What is being asked
Pull every line that holds the word "Number" from the entries.

Given records
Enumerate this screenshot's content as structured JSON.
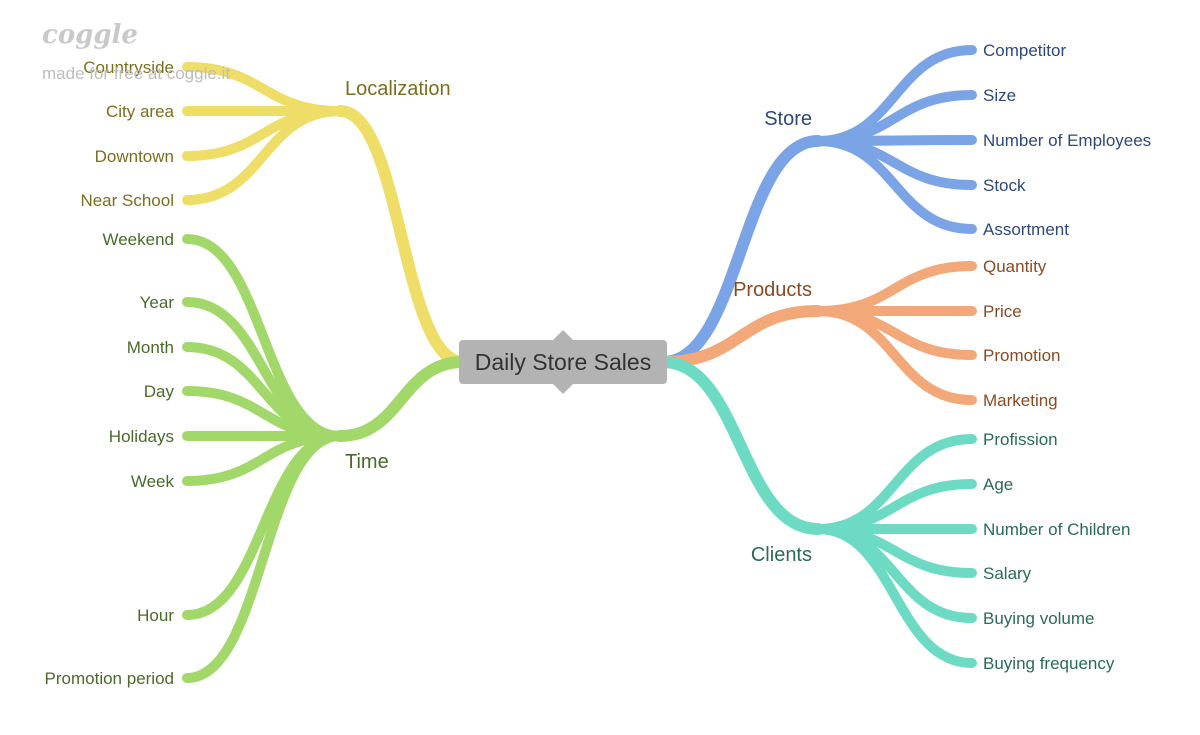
{
  "brand": {
    "logo_text": "coggle",
    "tagline": "made for free at coggle.it"
  },
  "root": {
    "label": "Daily Store Sales",
    "fill": "#b3b3b3",
    "text_color": "#333333"
  },
  "branches": [
    {
      "key": "localization",
      "label": "Localization",
      "side": "left",
      "color": "#eedd66",
      "text_color": "#7a6f1e",
      "children": [
        "Countryside",
        "City area",
        "Downtown",
        "Near School"
      ]
    },
    {
      "key": "time",
      "label": "Time",
      "side": "left",
      "color": "#a2d86a",
      "text_color": "#4a6a2a",
      "children": [
        "Weekend",
        "Year",
        "Month",
        "Day",
        "Holidays",
        "Week",
        "Hour",
        "Promotion period"
      ]
    },
    {
      "key": "store",
      "label": "Store",
      "side": "right",
      "color": "#7ba4e6",
      "text_color": "#2e4878",
      "children": [
        "Competitor",
        "Size",
        "Number of Employees",
        "Stock",
        "Assortment"
      ]
    },
    {
      "key": "products",
      "label": "Products",
      "side": "right",
      "color": "#f2a878",
      "text_color": "#8a4a22",
      "children": [
        "Quantity",
        "Price",
        "Promotion",
        "Marketing"
      ]
    },
    {
      "key": "clients",
      "label": "Clients",
      "side": "right",
      "color": "#6ddbc4",
      "text_color": "#2a6a5a",
      "children": [
        "Profission",
        "Age",
        "Number of Children",
        "Salary",
        "Buying volume",
        "Buying frequency"
      ]
    }
  ]
}
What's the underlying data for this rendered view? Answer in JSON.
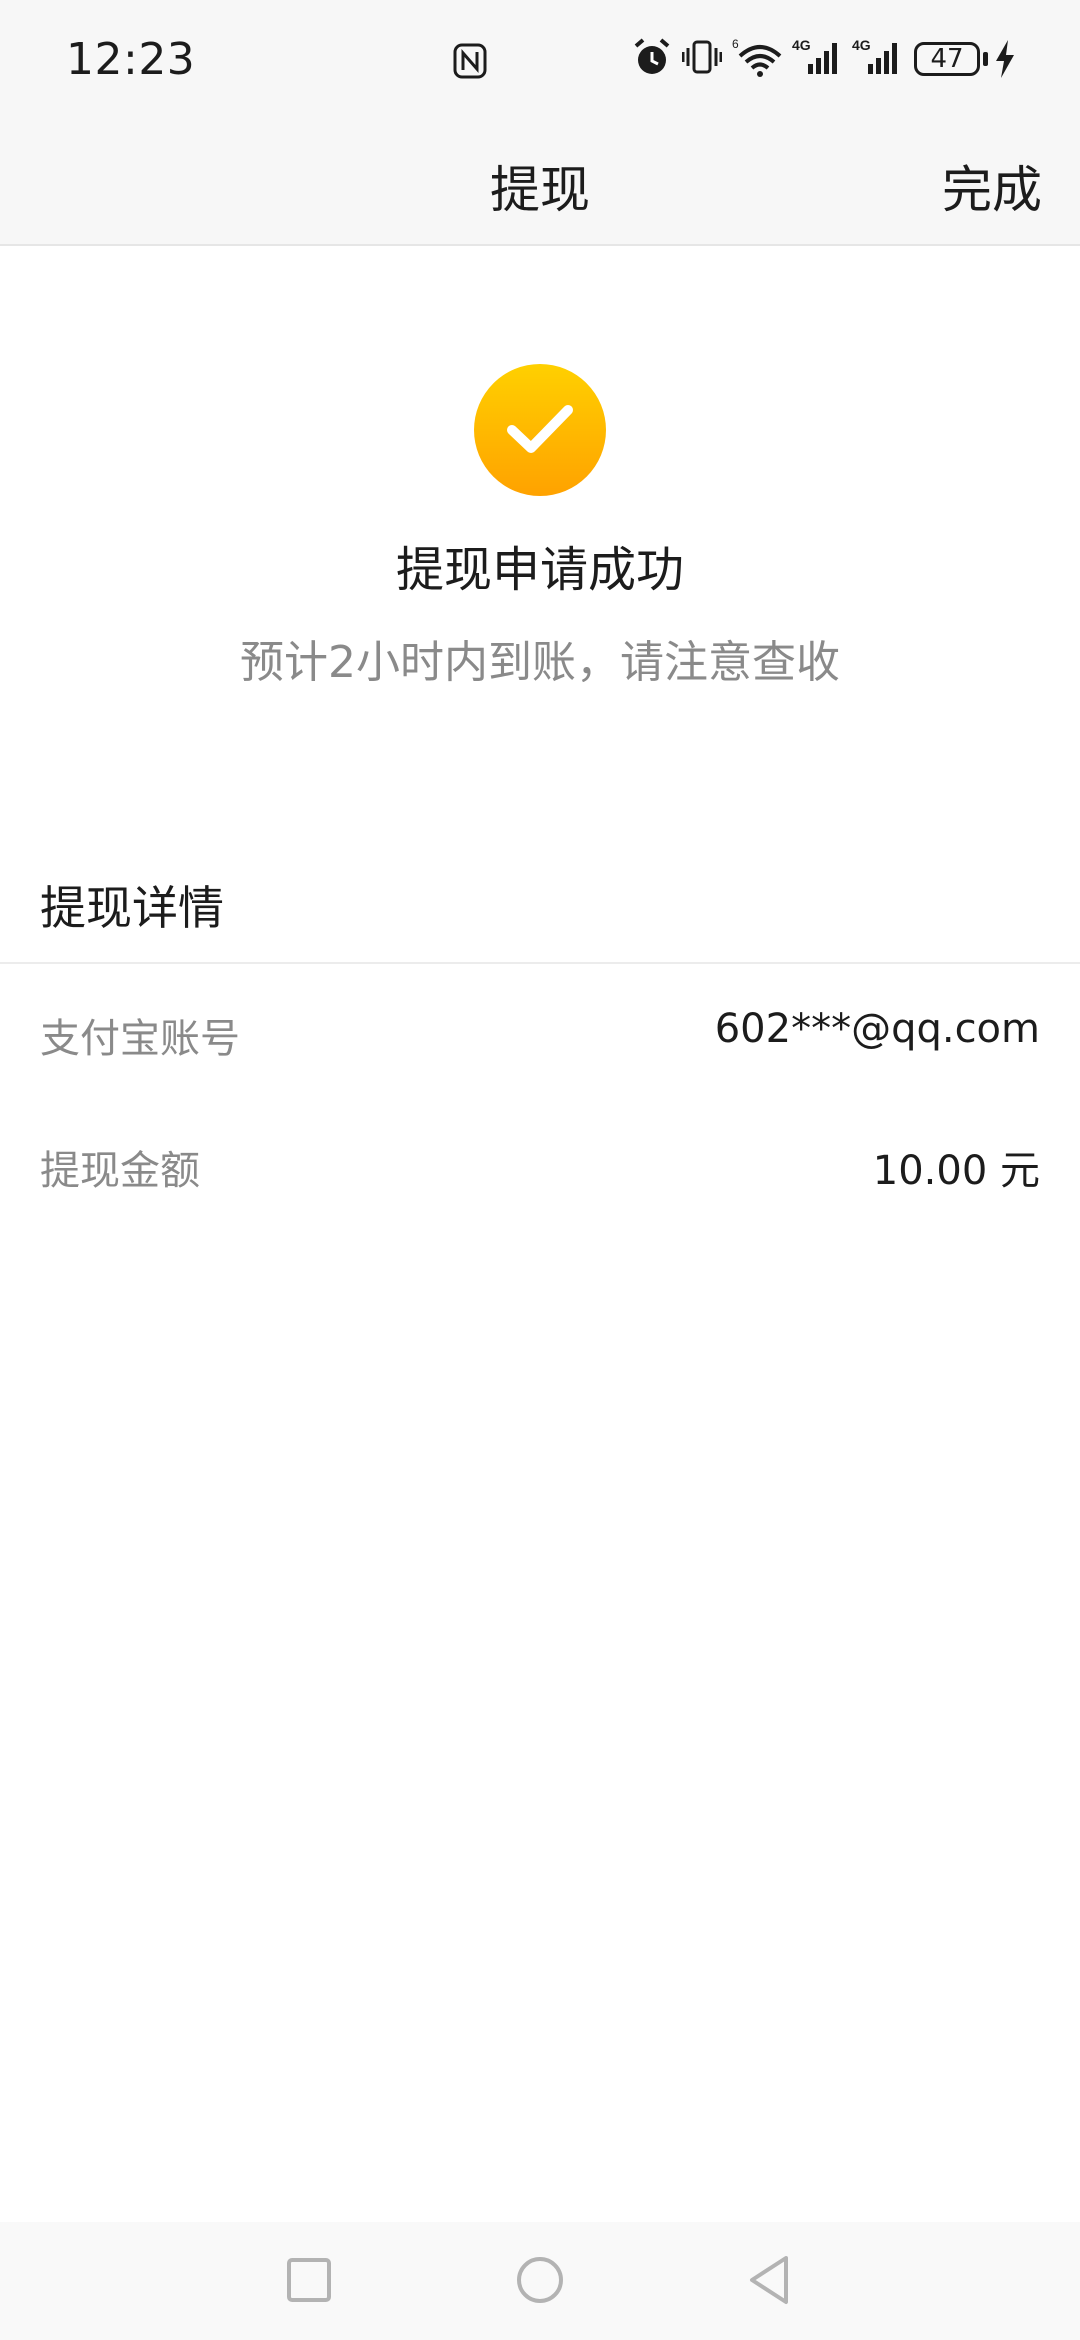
{
  "status_bar": {
    "time": "12:23",
    "battery_level": "47",
    "icons": [
      "nfc-icon",
      "alarm-icon",
      "vibrate-icon",
      "wifi-icon",
      "signal-4g-icon",
      "signal-4g-icon",
      "charging-icon"
    ]
  },
  "header": {
    "title": "提现",
    "done_label": "完成"
  },
  "success": {
    "icon": "check-circle-icon",
    "title": "提现申请成功",
    "subtitle": "预计2小时内到账，请注意查收"
  },
  "details": {
    "title": "提现详情",
    "rows": [
      {
        "label": "支付宝账号",
        "value": "602***@qq.com"
      },
      {
        "label": "提现金额",
        "value": "10.00 元"
      }
    ]
  },
  "nav": {
    "buttons": [
      "recent-apps-icon",
      "home-icon",
      "back-icon"
    ]
  },
  "colors": {
    "accent_start": "#ffd000",
    "accent_end": "#ffa200",
    "text_primary": "#1c1c1c",
    "text_secondary": "#8a8a8a"
  }
}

Answer to this problem
        "Number of Employees",
        "Number of Children",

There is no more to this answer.